[Records from a data collection]
------

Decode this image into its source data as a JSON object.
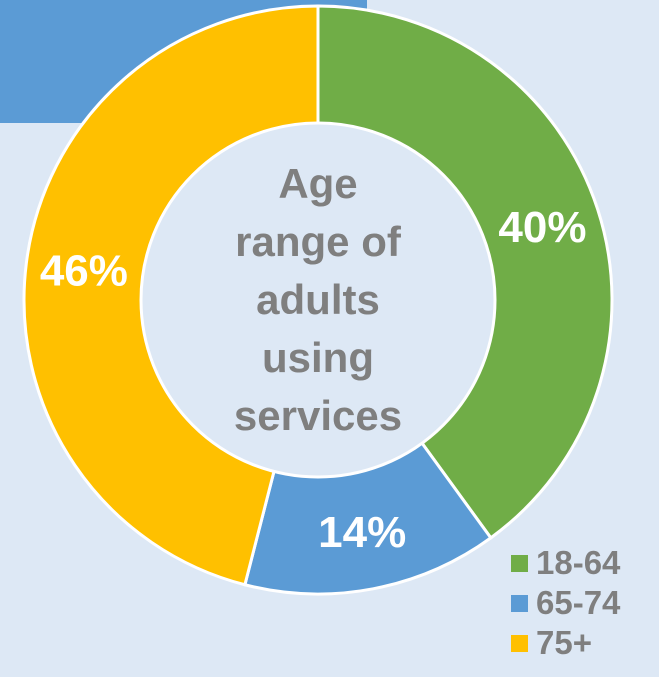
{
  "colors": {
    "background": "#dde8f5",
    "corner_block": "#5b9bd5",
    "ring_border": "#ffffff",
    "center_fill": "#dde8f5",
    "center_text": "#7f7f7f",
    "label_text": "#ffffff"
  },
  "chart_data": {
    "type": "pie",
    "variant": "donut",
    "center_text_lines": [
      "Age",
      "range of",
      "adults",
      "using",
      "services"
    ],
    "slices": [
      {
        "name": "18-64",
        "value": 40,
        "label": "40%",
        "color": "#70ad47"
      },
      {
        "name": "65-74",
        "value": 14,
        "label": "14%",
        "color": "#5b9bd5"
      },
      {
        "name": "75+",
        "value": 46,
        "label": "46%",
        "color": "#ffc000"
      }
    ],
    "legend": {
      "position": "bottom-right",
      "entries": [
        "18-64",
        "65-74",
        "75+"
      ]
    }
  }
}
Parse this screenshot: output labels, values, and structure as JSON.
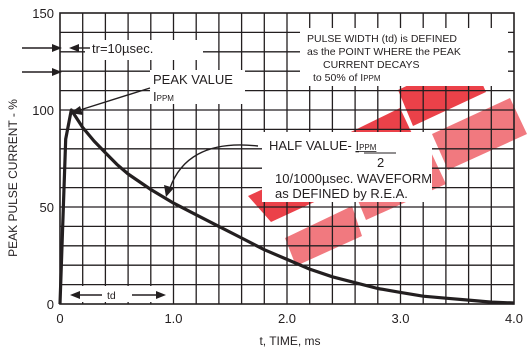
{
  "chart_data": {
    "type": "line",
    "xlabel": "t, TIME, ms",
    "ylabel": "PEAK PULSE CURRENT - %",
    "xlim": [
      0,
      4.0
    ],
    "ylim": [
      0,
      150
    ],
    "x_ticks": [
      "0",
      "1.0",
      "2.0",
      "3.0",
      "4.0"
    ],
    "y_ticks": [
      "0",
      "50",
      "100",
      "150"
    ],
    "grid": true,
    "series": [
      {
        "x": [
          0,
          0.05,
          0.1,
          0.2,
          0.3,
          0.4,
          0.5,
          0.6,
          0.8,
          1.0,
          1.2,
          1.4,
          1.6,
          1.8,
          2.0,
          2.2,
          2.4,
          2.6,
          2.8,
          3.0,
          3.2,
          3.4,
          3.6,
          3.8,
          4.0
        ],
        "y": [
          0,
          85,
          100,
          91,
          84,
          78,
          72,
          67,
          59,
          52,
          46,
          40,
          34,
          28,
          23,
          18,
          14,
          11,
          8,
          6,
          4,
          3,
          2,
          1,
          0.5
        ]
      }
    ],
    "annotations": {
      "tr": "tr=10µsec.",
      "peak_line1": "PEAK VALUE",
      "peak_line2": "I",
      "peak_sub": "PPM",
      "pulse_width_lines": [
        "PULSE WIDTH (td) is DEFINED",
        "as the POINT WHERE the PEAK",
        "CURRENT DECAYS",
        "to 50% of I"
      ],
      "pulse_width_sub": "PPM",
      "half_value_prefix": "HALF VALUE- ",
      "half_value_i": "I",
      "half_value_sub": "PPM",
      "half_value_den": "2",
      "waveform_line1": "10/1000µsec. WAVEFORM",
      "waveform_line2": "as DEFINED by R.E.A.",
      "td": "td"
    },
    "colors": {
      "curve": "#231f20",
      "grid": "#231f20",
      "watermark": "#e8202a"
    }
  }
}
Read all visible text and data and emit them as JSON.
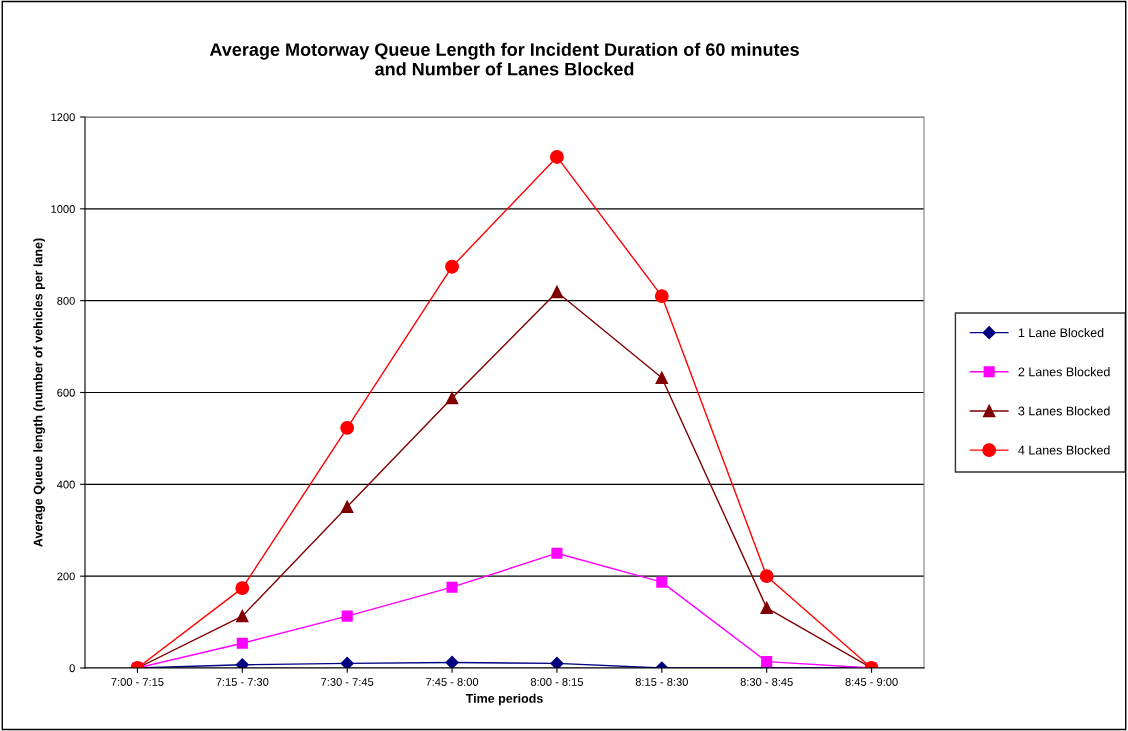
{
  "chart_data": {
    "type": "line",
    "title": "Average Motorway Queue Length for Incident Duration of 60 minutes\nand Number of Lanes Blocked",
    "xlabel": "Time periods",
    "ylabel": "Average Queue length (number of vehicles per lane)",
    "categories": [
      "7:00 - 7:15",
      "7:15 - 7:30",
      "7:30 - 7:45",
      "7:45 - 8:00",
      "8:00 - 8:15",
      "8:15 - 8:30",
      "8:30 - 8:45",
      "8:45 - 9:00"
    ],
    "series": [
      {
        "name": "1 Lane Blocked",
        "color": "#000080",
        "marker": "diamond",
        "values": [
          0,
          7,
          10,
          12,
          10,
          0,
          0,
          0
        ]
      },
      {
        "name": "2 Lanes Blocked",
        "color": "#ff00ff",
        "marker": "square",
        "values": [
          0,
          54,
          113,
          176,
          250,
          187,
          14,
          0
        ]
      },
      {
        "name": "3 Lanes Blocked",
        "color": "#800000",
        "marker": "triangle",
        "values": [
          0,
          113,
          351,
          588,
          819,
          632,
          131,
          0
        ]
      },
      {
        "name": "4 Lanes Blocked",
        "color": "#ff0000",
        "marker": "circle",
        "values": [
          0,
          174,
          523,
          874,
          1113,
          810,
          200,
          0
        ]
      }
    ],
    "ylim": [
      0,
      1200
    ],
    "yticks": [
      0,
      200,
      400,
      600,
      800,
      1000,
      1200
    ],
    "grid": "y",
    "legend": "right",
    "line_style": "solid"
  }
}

------

Exclude the pictures, and transcribe all of the material exactly.

* _RESULT OF THIS EXERCISE_:
Decode this image into its source data as a JSON object.
{
  "colors": {
    "background": "#dde8f5",
    "corner_block": "#5b9bd5",
    "ring_border": "#ffffff",
    "center_fill": "#dde8f5",
    "center_text": "#7f7f7f",
    "label_text": "#ffffff"
  },
  "chart_data": {
    "type": "pie",
    "variant": "donut",
    "center_text_lines": [
      "Age",
      "range of",
      "adults",
      "using",
      "services"
    ],
    "slices": [
      {
        "name": "18-64",
        "value": 40,
        "label": "40%",
        "color": "#70ad47"
      },
      {
        "name": "65-74",
        "value": 14,
        "label": "14%",
        "color": "#5b9bd5"
      },
      {
        "name": "75+",
        "value": 46,
        "label": "46%",
        "color": "#ffc000"
      }
    ],
    "legend": {
      "position": "bottom-right",
      "entries": [
        "18-64",
        "65-74",
        "75+"
      ]
    }
  }
}
Parse this screenshot: output labels, values, and structure as JSON.
{
  "chart_data": {
    "type": "line",
    "xlabel": "t, TIME, ms",
    "ylabel": "PEAK PULSE CURRENT - %",
    "xlim": [
      0,
      4.0
    ],
    "ylim": [
      0,
      150
    ],
    "x_ticks": [
      "0",
      "1.0",
      "2.0",
      "3.0",
      "4.0"
    ],
    "y_ticks": [
      "0",
      "50",
      "100",
      "150"
    ],
    "grid": true,
    "series": [
      {
        "x": [
          0,
          0.05,
          0.1,
          0.2,
          0.3,
          0.4,
          0.5,
          0.6,
          0.8,
          1.0,
          1.2,
          1.4,
          1.6,
          1.8,
          2.0,
          2.2,
          2.4,
          2.6,
          2.8,
          3.0,
          3.2,
          3.4,
          3.6,
          3.8,
          4.0
        ],
        "y": [
          0,
          85,
          100,
          91,
          84,
          78,
          72,
          67,
          59,
          52,
          46,
          40,
          34,
          28,
          23,
          18,
          14,
          11,
          8,
          6,
          4,
          3,
          2,
          1,
          0.5
        ]
      }
    ],
    "annotations": {
      "tr": "tr=10µsec.",
      "peak_line1": "PEAK VALUE",
      "peak_line2": "I",
      "peak_sub": "PPM",
      "pulse_width_lines": [
        "PULSE WIDTH (td) is DEFINED",
        "as the POINT WHERE the PEAK",
        "CURRENT DECAYS",
        "to 50% of I"
      ],
      "pulse_width_sub": "PPM",
      "half_value_prefix": "HALF VALUE- ",
      "half_value_i": "I",
      "half_value_sub": "PPM",
      "half_value_den": "2",
      "waveform_line1": "10/1000µsec. WAVEFORM",
      "waveform_line2": "as DEFINED by R.E.A.",
      "td": "td"
    },
    "colors": {
      "curve": "#231f20",
      "grid": "#231f20",
      "watermark": "#e8202a"
    }
  }
}
Read all visible text and data and emit them as JSON.
{
  "chart_data": {
    "type": "line",
    "title": "Average Motorway Queue Length for Incident Duration of 60 minutes\nand Number of Lanes Blocked",
    "xlabel": "Time periods",
    "ylabel": "Average Queue length (number of vehicles per lane)",
    "categories": [
      "7:00 - 7:15",
      "7:15 - 7:30",
      "7:30 - 7:45",
      "7:45 - 8:00",
      "8:00 - 8:15",
      "8:15 - 8:30",
      "8:30 - 8:45",
      "8:45 - 9:00"
    ],
    "series": [
      {
        "name": "1 Lane Blocked",
        "color": "#000080",
        "marker": "diamond",
        "values": [
          0,
          7,
          10,
          12,
          10,
          0,
          0,
          0
        ]
      },
      {
        "name": "2 Lanes Blocked",
        "color": "#ff00ff",
        "marker": "square",
        "values": [
          0,
          54,
          113,
          176,
          250,
          187,
          14,
          0
        ]
      },
      {
        "name": "3 Lanes Blocked",
        "color": "#800000",
        "marker": "triangle",
        "values": [
          0,
          113,
          351,
          588,
          819,
          632,
          131,
          0
        ]
      },
      {
        "name": "4 Lanes Blocked",
        "color": "#ff0000",
        "marker": "circle",
        "values": [
          0,
          174,
          523,
          874,
          1113,
          810,
          200,
          0
        ]
      }
    ],
    "ylim": [
      0,
      1200
    ],
    "yticks": [
      0,
      200,
      400,
      600,
      800,
      1000,
      1200
    ],
    "grid": "y",
    "legend": "right",
    "line_style": "solid"
  }
}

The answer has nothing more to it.